Written task:
What follows is a listing to be transcribed exactly.

Data for processing:

════════════════

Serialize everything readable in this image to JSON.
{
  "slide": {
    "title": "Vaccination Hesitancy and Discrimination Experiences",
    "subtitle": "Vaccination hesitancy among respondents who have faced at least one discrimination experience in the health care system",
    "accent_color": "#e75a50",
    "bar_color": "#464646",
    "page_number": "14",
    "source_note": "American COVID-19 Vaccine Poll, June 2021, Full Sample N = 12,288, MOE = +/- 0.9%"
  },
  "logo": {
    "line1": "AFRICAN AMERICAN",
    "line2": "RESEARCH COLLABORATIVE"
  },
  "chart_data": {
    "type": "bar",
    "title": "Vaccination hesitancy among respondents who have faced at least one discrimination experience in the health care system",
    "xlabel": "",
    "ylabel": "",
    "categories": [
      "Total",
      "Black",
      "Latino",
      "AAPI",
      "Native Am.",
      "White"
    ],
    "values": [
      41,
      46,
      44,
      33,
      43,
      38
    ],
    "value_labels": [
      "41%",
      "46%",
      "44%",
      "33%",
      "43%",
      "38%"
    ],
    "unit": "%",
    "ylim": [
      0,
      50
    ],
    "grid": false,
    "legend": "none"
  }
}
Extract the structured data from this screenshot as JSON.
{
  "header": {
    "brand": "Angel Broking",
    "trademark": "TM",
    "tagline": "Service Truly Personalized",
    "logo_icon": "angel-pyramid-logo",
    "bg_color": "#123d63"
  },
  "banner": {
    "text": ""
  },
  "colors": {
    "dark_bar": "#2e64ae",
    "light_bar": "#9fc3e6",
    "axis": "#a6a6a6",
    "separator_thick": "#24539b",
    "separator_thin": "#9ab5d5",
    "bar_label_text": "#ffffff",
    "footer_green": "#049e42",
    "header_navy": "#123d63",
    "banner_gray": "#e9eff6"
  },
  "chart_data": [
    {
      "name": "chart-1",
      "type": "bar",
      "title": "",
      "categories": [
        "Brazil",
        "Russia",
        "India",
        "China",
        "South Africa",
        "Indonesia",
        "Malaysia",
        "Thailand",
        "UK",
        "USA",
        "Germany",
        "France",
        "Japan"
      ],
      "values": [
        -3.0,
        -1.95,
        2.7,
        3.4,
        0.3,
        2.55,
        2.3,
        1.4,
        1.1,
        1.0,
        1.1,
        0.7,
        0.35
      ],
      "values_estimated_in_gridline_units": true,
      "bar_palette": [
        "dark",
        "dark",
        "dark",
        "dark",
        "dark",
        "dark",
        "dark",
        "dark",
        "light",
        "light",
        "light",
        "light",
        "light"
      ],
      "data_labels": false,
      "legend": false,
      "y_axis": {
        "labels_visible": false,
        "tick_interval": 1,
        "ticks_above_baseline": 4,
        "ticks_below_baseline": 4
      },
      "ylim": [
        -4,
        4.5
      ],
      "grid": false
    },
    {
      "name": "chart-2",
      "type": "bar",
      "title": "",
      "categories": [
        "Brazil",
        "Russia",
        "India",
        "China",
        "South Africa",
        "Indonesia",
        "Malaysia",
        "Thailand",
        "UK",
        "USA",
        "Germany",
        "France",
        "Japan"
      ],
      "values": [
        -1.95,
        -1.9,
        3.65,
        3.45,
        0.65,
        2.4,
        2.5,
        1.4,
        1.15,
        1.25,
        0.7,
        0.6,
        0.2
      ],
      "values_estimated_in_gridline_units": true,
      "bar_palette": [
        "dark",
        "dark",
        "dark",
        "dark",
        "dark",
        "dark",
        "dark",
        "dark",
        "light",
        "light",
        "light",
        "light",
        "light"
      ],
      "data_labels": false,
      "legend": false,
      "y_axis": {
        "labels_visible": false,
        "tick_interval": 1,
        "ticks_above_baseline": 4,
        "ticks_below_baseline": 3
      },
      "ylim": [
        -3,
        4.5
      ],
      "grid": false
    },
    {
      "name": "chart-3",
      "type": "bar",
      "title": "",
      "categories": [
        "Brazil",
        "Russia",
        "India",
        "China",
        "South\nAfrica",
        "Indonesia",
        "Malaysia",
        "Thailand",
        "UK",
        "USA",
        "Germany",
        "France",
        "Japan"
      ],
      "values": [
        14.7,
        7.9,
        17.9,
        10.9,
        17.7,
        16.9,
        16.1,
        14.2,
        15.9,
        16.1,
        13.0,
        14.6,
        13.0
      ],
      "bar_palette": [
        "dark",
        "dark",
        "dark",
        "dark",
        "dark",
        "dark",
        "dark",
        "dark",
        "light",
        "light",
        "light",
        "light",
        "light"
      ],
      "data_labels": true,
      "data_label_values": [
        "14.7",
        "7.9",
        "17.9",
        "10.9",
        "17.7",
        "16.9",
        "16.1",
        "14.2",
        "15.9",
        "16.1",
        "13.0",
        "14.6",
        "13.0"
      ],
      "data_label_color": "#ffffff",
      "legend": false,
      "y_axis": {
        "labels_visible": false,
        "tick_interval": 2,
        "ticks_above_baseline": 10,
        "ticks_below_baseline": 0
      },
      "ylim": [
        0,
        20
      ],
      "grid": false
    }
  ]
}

════════════════

Response to the task:
Serialize everything readable in this image to JSON.
{
  "slide": {
    "title": "Vaccination Hesitancy and Discrimination Experiences",
    "subtitle": "Vaccination hesitancy among respondents who have faced at least one discrimination experience in the health care system",
    "accent_color": "#e75a50",
    "bar_color": "#464646",
    "page_number": "14",
    "source_note": "American COVID-19 Vaccine Poll, June 2021, Full Sample N = 12,288, MOE = +/- 0.9%"
  },
  "logo": {
    "line1": "AFRICAN AMERICAN",
    "line2": "RESEARCH COLLABORATIVE"
  },
  "chart_data": {
    "type": "bar",
    "title": "Vaccination hesitancy among respondents who have faced at least one discrimination experience in the health care system",
    "xlabel": "",
    "ylabel": "",
    "categories": [
      "Total",
      "Black",
      "Latino",
      "AAPI",
      "Native Am.",
      "White"
    ],
    "values": [
      41,
      46,
      44,
      33,
      43,
      38
    ],
    "value_labels": [
      "41%",
      "46%",
      "44%",
      "33%",
      "43%",
      "38%"
    ],
    "unit": "%",
    "ylim": [
      0,
      50
    ],
    "grid": false,
    "legend": "none"
  }
}
Extract the structured data from this screenshot as JSON.
{
  "header": {
    "brand": "Angel Broking",
    "trademark": "TM",
    "tagline": "Service Truly Personalized",
    "logo_icon": "angel-pyramid-logo",
    "bg_color": "#123d63"
  },
  "banner": {
    "text": ""
  },
  "colors": {
    "dark_bar": "#2e64ae",
    "light_bar": "#9fc3e6",
    "axis": "#a6a6a6",
    "separator_thick": "#24539b",
    "separator_thin": "#9ab5d5",
    "bar_label_text": "#ffffff",
    "footer_green": "#049e42",
    "header_navy": "#123d63",
    "banner_gray": "#e9eff6"
  },
  "chart_data": [
    {
      "name": "chart-1",
      "type": "bar",
      "title": "",
      "categories": [
        "Brazil",
        "Russia",
        "India",
        "China",
        "South Africa",
        "Indonesia",
        "Malaysia",
        "Thailand",
        "UK",
        "USA",
        "Germany",
        "France",
        "Japan"
      ],
      "values": [
        -3.0,
        -1.95,
        2.7,
        3.4,
        0.3,
        2.55,
        2.3,
        1.4,
        1.1,
        1.0,
        1.1,
        0.7,
        0.35
      ],
      "values_estimated_in_gridline_units": true,
      "bar_palette": [
        "dark",
        "dark",
        "dark",
        "dark",
        "dark",
        "dark",
        "dark",
        "dark",
        "light",
        "light",
        "light",
        "light",
        "light"
      ],
      "data_labels": false,
      "legend": false,
      "y_axis": {
        "labels_visible": false,
        "tick_interval": 1,
        "ticks_above_baseline": 4,
        "ticks_below_baseline": 4
      },
      "ylim": [
        -4,
        4.5
      ],
      "grid": false
    },
    {
      "name": "chart-2",
      "type": "bar",
      "title": "",
      "categories": [
        "Brazil",
        "Russia",
        "India",
        "China",
        "South Africa",
        "Indonesia",
        "Malaysia",
        "Thailand",
        "UK",
        "USA",
        "Germany",
        "France",
        "Japan"
      ],
      "values": [
        -1.95,
        -1.9,
        3.65,
        3.45,
        0.65,
        2.4,
        2.5,
        1.4,
        1.15,
        1.25,
        0.7,
        0.6,
        0.2
      ],
      "values_estimated_in_gridline_units": true,
      "bar_palette": [
        "dark",
        "dark",
        "dark",
        "dark",
        "dark",
        "dark",
        "dark",
        "dark",
        "light",
        "light",
        "light",
        "light",
        "light"
      ],
      "data_labels": false,
      "legend": false,
      "y_axis": {
        "labels_visible": false,
        "tick_interval": 1,
        "ticks_above_baseline": 4,
        "ticks_below_baseline": 3
      },
      "ylim": [
        -3,
        4.5
      ],
      "grid": false
    },
    {
      "name": "chart-3",
      "type": "bar",
      "title": "",
      "categories": [
        "Brazil",
        "Russia",
        "India",
        "China",
        "South\nAfrica",
        "Indonesia",
        "Malaysia",
        "Thailand",
        "UK",
        "USA",
        "Germany",
        "France",
        "Japan"
      ],
      "values": [
        14.7,
        7.9,
        17.9,
        10.9,
        17.7,
        16.9,
        16.1,
        14.2,
        15.9,
        16.1,
        13.0,
        14.6,
        13.0
      ],
      "bar_palette": [
        "dark",
        "dark",
        "dark",
        "dark",
        "dark",
        "dark",
        "dark",
        "dark",
        "light",
        "light",
        "light",
        "light",
        "light"
      ],
      "data_labels": true,
      "data_label_values": [
        "14.7",
        "7.9",
        "17.9",
        "10.9",
        "17.7",
        "16.9",
        "16.1",
        "14.2",
        "15.9",
        "16.1",
        "13.0",
        "14.6",
        "13.0"
      ],
      "data_label_color": "#ffffff",
      "legend": false,
      "y_axis": {
        "labels_visible": false,
        "tick_interval": 2,
        "ticks_above_baseline": 10,
        "ticks_below_baseline": 0
      },
      "ylim": [
        0,
        20
      ],
      "grid": false
    }
  ]
}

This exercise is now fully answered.